* [Отрывок]
((
Искусство – быть собой

8 / 2016     RU
Искусство – быть собой
Олеся Соколова актриса театра "Старый дом"
Олеся Соколова не говорит высоких слов о служении театру и некомфортно чувствует себя в гуще творческих тусовок. Но в разговоре с ней театр становится более близким, честным, понятным.

СТИЛЬ: Олеся, если есть творческий почерк человека, то, наверное, есть и творческий почерк театра. Какой он у «Старого дома»?

ОЛЕСЯ СОКОЛОВА Каждый сезон из разных городов и стран к нам приезжают по четыре-пять режиссеров, и мы как артисты должны быть все время готовы работать с разными людьми, школами, системами. С одной стороны, это значит каждый раз начинать с нуля, снова и снова проверяя свой профессионализм. С другой — это огромная свобода выбора, когда ты не зависишь от мнения художественного руководителя театра (а они обычно довольно ревностно относятся к параллельной творческой деятельности актеров) и можешь дополнительно заниматься тем, что тебе нравится. Я, например, еще преподаю в институте и занимаюсь любительским театральным проектом для взрослых — «Куб». И у нас в труппе многие ребята, помимо основной профессии, имеют очень интересные хобби. Например, Ларису Чернобаеву вы знаете — она обладатель Кубка мира по пауэрлифтингу.

Кто выбирает, с какими режиссерами будет работать театр в новом сезоне?

Художественный совет театра. Обычно творческие отношения между театром и режиссером завязываются на фестивалях, где на практике можно увидеть ту или иную авторскую работу. Потом ведутся переговоры, сопоставление графиков работы, мы ждем наших мастеров из Москвы, Санкт-Петербурга, Германии, Италии, Польши…

Каждый новый режиссер — это своего рода эксперимент. Насколько далеко театр может зайти в работе с новыми форматами?
))
* [Строки набора данных]
((
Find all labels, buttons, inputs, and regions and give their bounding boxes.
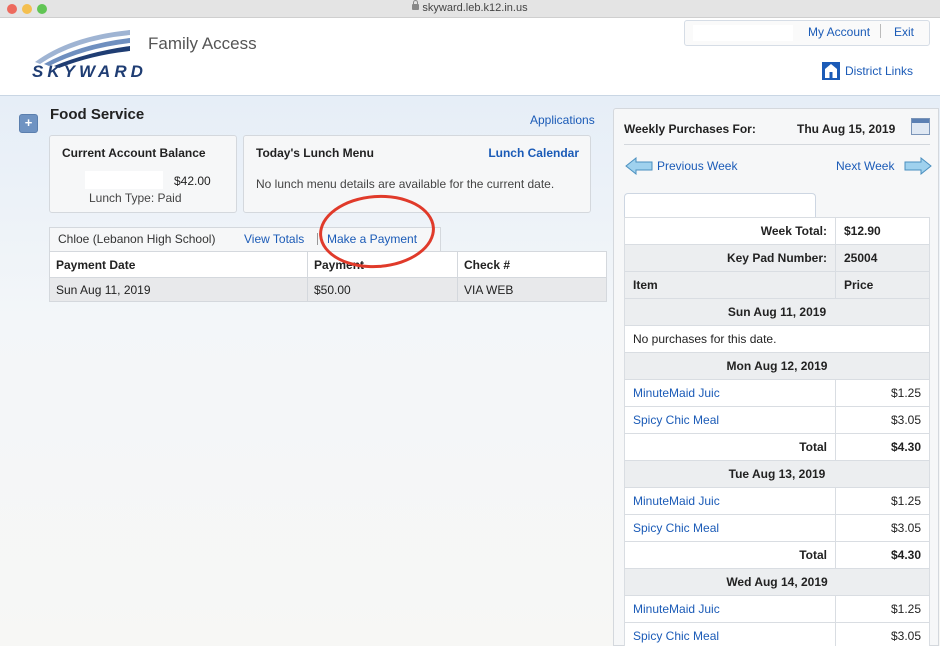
- weekly-purchases-label: Weekly Purchases For:: [624, 122, 756, 136]
- account-separator: [880, 24, 881, 38]
- day-date: Sun Aug 11, 2019: [624, 298, 930, 326]
- list-item[interactable]: MinuteMaid Juic $1.25: [624, 487, 930, 515]
- redacted-field: [85, 171, 163, 189]
- item-price: $1.25: [835, 595, 930, 623]
- skyward-logo-text: SKYWARD: [32, 62, 147, 81]
- item-price: $1.25: [835, 379, 930, 407]
- item-name[interactable]: MinuteMaid Juic: [624, 379, 836, 407]
- week-total-value: $12.90: [835, 217, 930, 245]
- district-building-icon[interactable]: [822, 62, 840, 80]
- item-name[interactable]: MinuteMaid Juic: [624, 487, 836, 515]
- browser-titlebar: skyward.leb.k12.in.us: [0, 0, 940, 18]
- link-separator: [317, 233, 318, 245]
- col-payment-date: Payment Date: [49, 251, 308, 278]
- table-row[interactable]: Sun Aug 11, 2019 $50.00 VIA WEB: [49, 277, 607, 302]
- item-name[interactable]: Spicy Chic Meal: [624, 622, 836, 646]
- lunch-menu-message: No lunch menu details are available for …: [256, 177, 555, 191]
- keypad-row: Key Pad Number: 25004: [624, 244, 930, 272]
- redacted-user-name: [693, 25, 793, 41]
- list-item[interactable]: Spicy Chic Meal $3.05: [624, 514, 930, 542]
- expand-plus-icon[interactable]: +: [19, 114, 38, 133]
- list-item[interactable]: MinuteMaid Juic $1.25: [624, 595, 930, 623]
- day-total-row: Total $4.30: [624, 541, 930, 569]
- day-header-row: Mon Aug 12, 2019: [624, 352, 930, 380]
- food-service-title: Food Service: [50, 106, 145, 123]
- col-check: Check #: [457, 251, 607, 278]
- col-item: Item: [624, 271, 836, 299]
- previous-week-link[interactable]: Previous Week: [657, 159, 737, 173]
- url-text: skyward.leb.k12.in.us: [422, 2, 528, 14]
- table-header-row: Payment Date Payment Check #: [49, 251, 607, 278]
- day-total-label: Total: [624, 433, 836, 461]
- divider: [624, 144, 930, 145]
- weekly-purchases-table: Week Total: $12.90 Key Pad Number: 25004…: [624, 217, 930, 646]
- item-price: $3.05: [835, 406, 930, 434]
- day-header-row: Sun Aug 11, 2019: [624, 298, 930, 326]
- site-header: SKYWARD Family Access My Account Exit Di…: [0, 18, 940, 96]
- lunch-menu-card: Today's Lunch Menu Lunch Calendar No lun…: [243, 135, 591, 213]
- day-total-label: Total: [624, 541, 836, 569]
- item-price: $3.05: [835, 622, 930, 646]
- item-price: $1.25: [835, 487, 930, 515]
- day-total-value: $4.30: [835, 541, 930, 569]
- previous-arrow-icon[interactable]: [625, 157, 653, 175]
- district-links-link[interactable]: District Links: [845, 64, 913, 78]
- balance-card-title: Current Account Balance: [62, 146, 206, 160]
- lunch-calendar-link[interactable]: Lunch Calendar: [488, 146, 579, 160]
- list-item[interactable]: Spicy Chic Meal $3.05: [624, 406, 930, 434]
- balance-amount: $42.00: [174, 174, 211, 188]
- check-cell: VIA WEB: [457, 277, 607, 302]
- account-balance-card: Current Account Balance $42.00 Lunch Typ…: [49, 135, 237, 213]
- app-title: Family Access: [148, 34, 257, 53]
- week-total-row: Week Total: $12.90: [624, 217, 930, 245]
- day-header-row: Tue Aug 13, 2019: [624, 460, 930, 488]
- next-week-link[interactable]: Next Week: [836, 159, 894, 173]
- list-item[interactable]: Spicy Chic Meal $3.05: [624, 622, 930, 646]
- applications-link[interactable]: Applications: [530, 113, 595, 127]
- col-price: Price: [835, 271, 930, 299]
- payments-table: Payment Date Payment Check # Sun Aug 11,…: [49, 251, 607, 302]
- day-date: Tue Aug 13, 2019: [624, 460, 930, 488]
- view-totals-link[interactable]: View Totals: [244, 232, 304, 246]
- student-tab[interactable]: [624, 193, 816, 217]
- student-name: Chloe (Lebanon High School): [58, 232, 216, 246]
- day-date: Wed Aug 14, 2019: [624, 568, 930, 596]
- day-date: Mon Aug 12, 2019: [624, 352, 930, 380]
- calendar-icon[interactable]: [911, 118, 930, 135]
- item-price: $3.05: [835, 514, 930, 542]
- weekly-purchases-date: Thu Aug 15, 2019: [797, 122, 896, 136]
- menu-card-title: Today's Lunch Menu: [256, 146, 374, 160]
- day-header-row: Wed Aug 14, 2019: [624, 568, 930, 596]
- keypad-value: 25004: [835, 244, 930, 272]
- lock-icon: [412, 0, 420, 10]
- exit-link[interactable]: Exit: [894, 25, 914, 39]
- payment-date-cell: Sun Aug 11, 2019: [49, 277, 308, 302]
- list-item[interactable]: MinuteMaid Juic $1.25: [624, 379, 930, 407]
- list-item: No purchases for this date.: [624, 325, 930, 353]
- keypad-label: Key Pad Number:: [624, 244, 836, 272]
- address-bar[interactable]: skyward.leb.k12.in.us: [0, 0, 940, 14]
- payment-amount-cell: $50.00: [307, 277, 458, 302]
- item-name[interactable]: Spicy Chic Meal: [624, 406, 836, 434]
- lunch-type: Lunch Type: Paid: [89, 191, 182, 205]
- next-arrow-icon[interactable]: [904, 157, 932, 175]
- item-name[interactable]: MinuteMaid Juic: [624, 595, 836, 623]
- my-account-link[interactable]: My Account: [808, 25, 870, 39]
- week-total-label: Week Total:: [624, 217, 836, 245]
- day-total-row: Total $4.30: [624, 433, 930, 461]
- no-purchases-text: No purchases for this date.: [624, 325, 930, 353]
- day-total-value: $4.30: [835, 433, 930, 461]
- items-header-row: Item Price: [624, 271, 930, 299]
- item-name[interactable]: Spicy Chic Meal: [624, 514, 836, 542]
))
* [Задания]
1: Ответьте на вопросы по интервью с Олесей Соколовой.
(a) В каком театре работает Олеся Соколова?
(b) Как называется любительский театральный проект для взрослых, которым она занимается?
(c) Кто выбирает режиссеров, с которыми театр будет работать в новом сезоне?
2: Продолжите интервью с Олесей Соколовой с того места, где оно обрывается.
Записи представляют собой самостоятельный материал, отдельный от интервью с Олесей Соколовой.

* [Ответы]
1:
(a) В театре «Старый дом».
(b) «Куб».
(c) Художественный совет театра.

2:
Мы действительно не всегда знаем, что выйдет из очередного проекта, но нарушение правил, путешествие по разным временам и пространствам всегда было в нашем характере. Если вы имеете в виду что-то скандальное, то специально ничего такого не делается. Хотя многие режиссеры хотели бы от зрителей какой-то неоднозначной реакции. Например, режиссер двух наших итальянских спектаклей — «Пер Гюнт» и «Трилогия» — Антонио Лателла сказал, что, если после первого акта ползала встанет и выйднт — это будет наша победа.

А что там такого особенного?

Ну, возьмем, например, такого фантазера, как Пер Гюнт. Всю жизнь он живет в своем вымышленном мире, поэтому его рождение режиссер решил показать тоже через призму его фантазий. Начинается спектакль, на сцене лежит огромный и очень похожий на настоящего двухметровый олень. И из него «рождается» совершенно голый артист, произносящий свой первый монолог. Так начинается его жизнь.

Чем еще отличается европейский театр от русского?

Вот мы с вами сейчас пьем чаек, «бытуем», как говорит режиссер нашего «Вишневого сада» Андрей Михайлович Прикотенко. И, мне кажется, это очень точная характеристика русского театра. В европейском театре и режиссер, и артисты постоянно буквально выворачиваются наизнанку. То, что я видела у литовских режиссеров Някрошюса и Римаса Туминаса, — это самое высокое напряжение: если человек любит, то любит одержимо, и ненавидит так же. А у нас можно тихонечко пить чай и кого-нибудь ненавидеть, пить и ненавидеть — совсем как по Чехову.

Но ведь нельзя все время жить с оголенными нервами. С другой стороны, как актеру оставаться на сцене «живым», по многу лет играя одни и те же спектакли?

Эта сложность мне знакома — хотя бы по спектаклю на стихи Веры Полозковой «Люболь», который мы играем на третьей сцене в «Красном факеле». Сегодня текст, произносимый нами, звучит уже не так, как пять лет назад, — мы выросли, мы играем другой спектакль. Люди, которые уже были на нем десяток раз, спрашивают, что изменилось: «Наверное, вы добавили какие-то другие стихи?» Нет, мы просто стали другими людьми. Поэтому в профессии время от времени нужно возвращать себя в точку отсчета, отвечая себе на вопросы «кто я?», «зачем я делаю это сегодня?», «почему театр, а не кино?» и т. д.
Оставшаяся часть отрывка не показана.